(begin)

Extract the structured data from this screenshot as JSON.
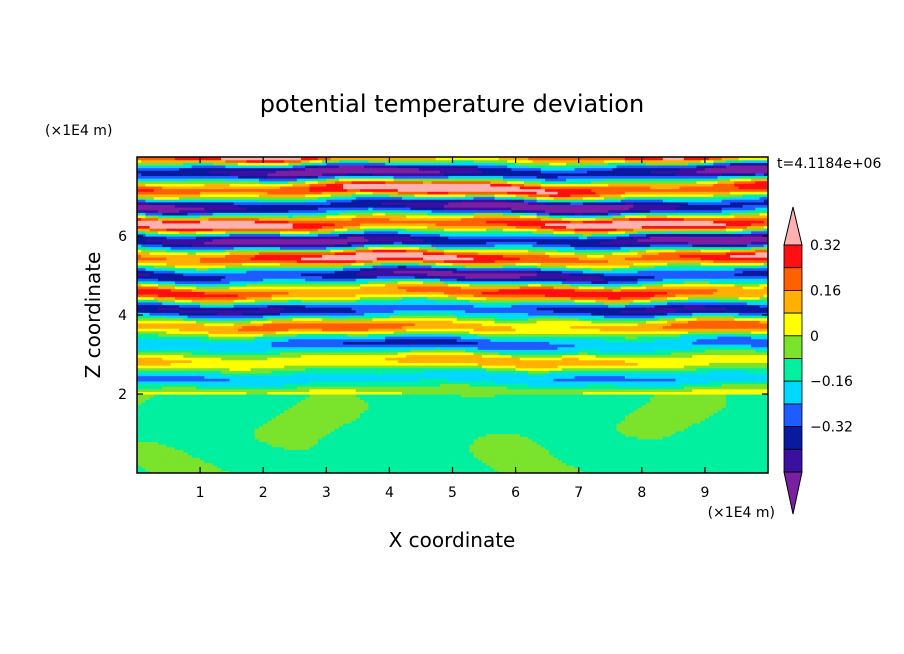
{
  "chart_data": {
    "type": "heatmap",
    "title": "potential temperature deviation",
    "xlabel": "X coordinate",
    "ylabel": "Z coordinate",
    "x_unit": "(×1E4 m)",
    "y_unit": "(×1E4 m)",
    "time_label": "t=4.1184e+06",
    "xlim": [
      0,
      10
    ],
    "ylim": [
      0,
      8
    ],
    "x_ticks": [
      "1",
      "2",
      "3",
      "4",
      "5",
      "6",
      "7",
      "8",
      "9"
    ],
    "y_ticks": [
      "2",
      "4",
      "6"
    ],
    "colorbar": {
      "tick_labels": [
        "0.32",
        "0.16",
        "0",
        "−0.16",
        "−0.32"
      ],
      "tick_values": [
        0.32,
        0.16,
        0,
        -0.16,
        -0.32
      ],
      "level_step": 0.08,
      "range": [
        -0.4,
        0.4
      ],
      "colors": [
        "#7b1fa2",
        "#3b0fa0",
        "#0a1aa0",
        "#1f5cff",
        "#00d8ff",
        "#00f0a0",
        "#7be32c",
        "#ffff00",
        "#ffb000",
        "#ff6000",
        "#ff1010",
        "#ffb0b0"
      ]
    },
    "regions": [
      {
        "z_range": [
          0,
          2
        ],
        "description_values": [
          -0.04,
          0.04
        ]
      },
      {
        "z_range": [
          2,
          4.2
        ],
        "description_values": [
          -0.32,
          0.4
        ]
      },
      {
        "z_range": [
          4.2,
          8
        ],
        "description_values": [
          -0.4,
          0.4
        ]
      }
    ]
  }
}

(end)

▶ What you will do: Exclude all images and restate the records above word for word.

▶ Final result:
Extract the structured data from this screenshot as JSON.
{
  "chart_data": {
    "type": "heatmap",
    "title": "potential temperature deviation",
    "xlabel": "X coordinate",
    "ylabel": "Z coordinate",
    "x_unit": "(×1E4 m)",
    "y_unit": "(×1E4 m)",
    "time_label": "t=4.1184e+06",
    "xlim": [
      0,
      10
    ],
    "ylim": [
      0,
      8
    ],
    "x_ticks": [
      "1",
      "2",
      "3",
      "4",
      "5",
      "6",
      "7",
      "8",
      "9"
    ],
    "y_ticks": [
      "2",
      "4",
      "6"
    ],
    "colorbar": {
      "tick_labels": [
        "0.32",
        "0.16",
        "0",
        "−0.16",
        "−0.32"
      ],
      "tick_values": [
        0.32,
        0.16,
        0,
        -0.16,
        -0.32
      ],
      "level_step": 0.08,
      "range": [
        -0.4,
        0.4
      ],
      "colors": [
        "#7b1fa2",
        "#3b0fa0",
        "#0a1aa0",
        "#1f5cff",
        "#00d8ff",
        "#00f0a0",
        "#7be32c",
        "#ffff00",
        "#ffb000",
        "#ff6000",
        "#ff1010",
        "#ffb0b0"
      ]
    },
    "regions": [
      {
        "z_range": [
          0,
          2
        ],
        "description_values": [
          -0.04,
          0.04
        ]
      },
      {
        "z_range": [
          2,
          4.2
        ],
        "description_values": [
          -0.32,
          0.4
        ]
      },
      {
        "z_range": [
          4.2,
          8
        ],
        "description_values": [
          -0.4,
          0.4
        ]
      }
    ]
  }
}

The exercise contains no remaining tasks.